*TASK BRIEF*
Repeat every record below exactly as it appears.
:: PROVIDED MATERIAL ::
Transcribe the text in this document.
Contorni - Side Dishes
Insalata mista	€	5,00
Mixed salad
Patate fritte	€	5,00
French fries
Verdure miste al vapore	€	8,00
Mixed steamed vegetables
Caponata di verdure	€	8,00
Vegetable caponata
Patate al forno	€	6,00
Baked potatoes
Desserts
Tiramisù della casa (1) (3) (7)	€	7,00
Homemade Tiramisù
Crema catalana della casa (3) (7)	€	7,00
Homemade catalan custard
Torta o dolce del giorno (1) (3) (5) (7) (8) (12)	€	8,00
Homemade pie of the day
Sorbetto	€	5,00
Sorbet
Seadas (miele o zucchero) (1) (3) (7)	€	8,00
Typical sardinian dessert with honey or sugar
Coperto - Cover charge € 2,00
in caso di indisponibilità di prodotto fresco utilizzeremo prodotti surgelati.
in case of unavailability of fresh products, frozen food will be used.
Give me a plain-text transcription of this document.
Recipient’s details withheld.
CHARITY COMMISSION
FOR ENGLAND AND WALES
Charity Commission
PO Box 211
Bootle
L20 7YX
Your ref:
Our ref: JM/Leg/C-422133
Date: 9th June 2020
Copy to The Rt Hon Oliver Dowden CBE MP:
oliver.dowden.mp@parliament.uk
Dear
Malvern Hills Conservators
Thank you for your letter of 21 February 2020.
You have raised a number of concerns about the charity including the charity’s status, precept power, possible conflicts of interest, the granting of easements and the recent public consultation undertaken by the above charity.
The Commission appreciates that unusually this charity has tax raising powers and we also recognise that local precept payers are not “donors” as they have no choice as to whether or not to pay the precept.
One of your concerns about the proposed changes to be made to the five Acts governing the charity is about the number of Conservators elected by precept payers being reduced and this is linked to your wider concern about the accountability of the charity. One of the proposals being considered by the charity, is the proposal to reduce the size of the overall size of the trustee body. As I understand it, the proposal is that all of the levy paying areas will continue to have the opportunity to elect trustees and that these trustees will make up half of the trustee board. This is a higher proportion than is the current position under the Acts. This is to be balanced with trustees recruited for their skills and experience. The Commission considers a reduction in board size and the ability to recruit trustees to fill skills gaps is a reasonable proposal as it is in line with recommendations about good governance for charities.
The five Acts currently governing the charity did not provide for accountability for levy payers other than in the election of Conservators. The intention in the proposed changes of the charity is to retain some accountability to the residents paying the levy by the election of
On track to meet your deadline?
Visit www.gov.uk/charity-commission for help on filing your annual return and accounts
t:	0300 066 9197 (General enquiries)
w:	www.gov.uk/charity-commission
:::
*ANSWER FOR THE TASK*
Transcribe the text in this document.
Contorni - Side Dishes
Insalata mista	€	5,00
Mixed salad
Patate fritte	€	5,00
French fries
Verdure miste al vapore	€	8,00
Mixed steamed vegetables
Caponata di verdure	€	8,00
Vegetable caponata
Patate al forno	€	6,00
Baked potatoes
Desserts
Tiramisù della casa (1) (3) (7)	€	7,00
Homemade Tiramisù
Crema catalana della casa (3) (7)	€	7,00
Homemade catalan custard
Torta o dolce del giorno (1) (3) (5) (7) (8) (12)	€	8,00
Homemade pie of the day
Sorbetto	€	5,00
Sorbet
Seadas (miele o zucchero) (1) (3) (7)	€	8,00
Typical sardinian dessert with honey or sugar
Coperto - Cover charge € 2,00
in caso di indisponibilità di prodotto fresco utilizzeremo prodotti surgelati.
in case of unavailability of fresh products, frozen food will be used.
Give me a plain-text transcription of this document.
Recipient’s details withheld.
CHARITY COMMISSION
FOR ENGLAND AND WALES
Charity Commission
PO Box 211
Bootle
L20 7YX
Your ref:
Our ref: JM/Leg/C-422133
Date: 9th June 2020
Copy to The Rt Hon Oliver Dowden CBE MP:
oliver.dowden.mp@parliament.uk
Dear
Malvern Hills Conservators
Thank you for your letter of 21 February 2020.
You have raised a number of concerns about the charity including the charity’s status, precept power, possible conflicts of interest, the granting of easements and the recent public consultation undertaken by the above charity.
The Commission appreciates that unusually this charity has tax raising powers and we also recognise that local precept payers are not “donors” as they have no choice as to whether or not to pay the precept.
One of your concerns about the proposed changes to be made to the five Acts governing the charity is about the number of Conservators elected by precept payers being reduced and this is linked to your wider concern about the accountability of the charity. One of the proposals being considered by the charity, is the proposal to reduce the size of the overall size of the trustee body. As I understand it, the proposal is that all of the levy paying areas will continue to have the opportunity to elect trustees and that these trustees will make up half of the trustee board. This is a higher proportion than is the current position under the Acts. This is to be balanced with trustees recruited for their skills and experience. The Commission considers a reduction in board size and the ability to recruit trustees to fill skills gaps is a reasonable proposal as it is in line with recommendations about good governance for charities.
The five Acts currently governing the charity did not provide for accountability for levy payers other than in the election of Conservators. The intention in the proposed changes of the charity is to retain some accountability to the residents paying the levy by the election of
On track to meet your deadline?
Visit www.gov.uk/charity-commission for help on filing your annual return and accounts
t:	0300 066 9197 (General enquiries)
w:	www.gov.uk/charity-commission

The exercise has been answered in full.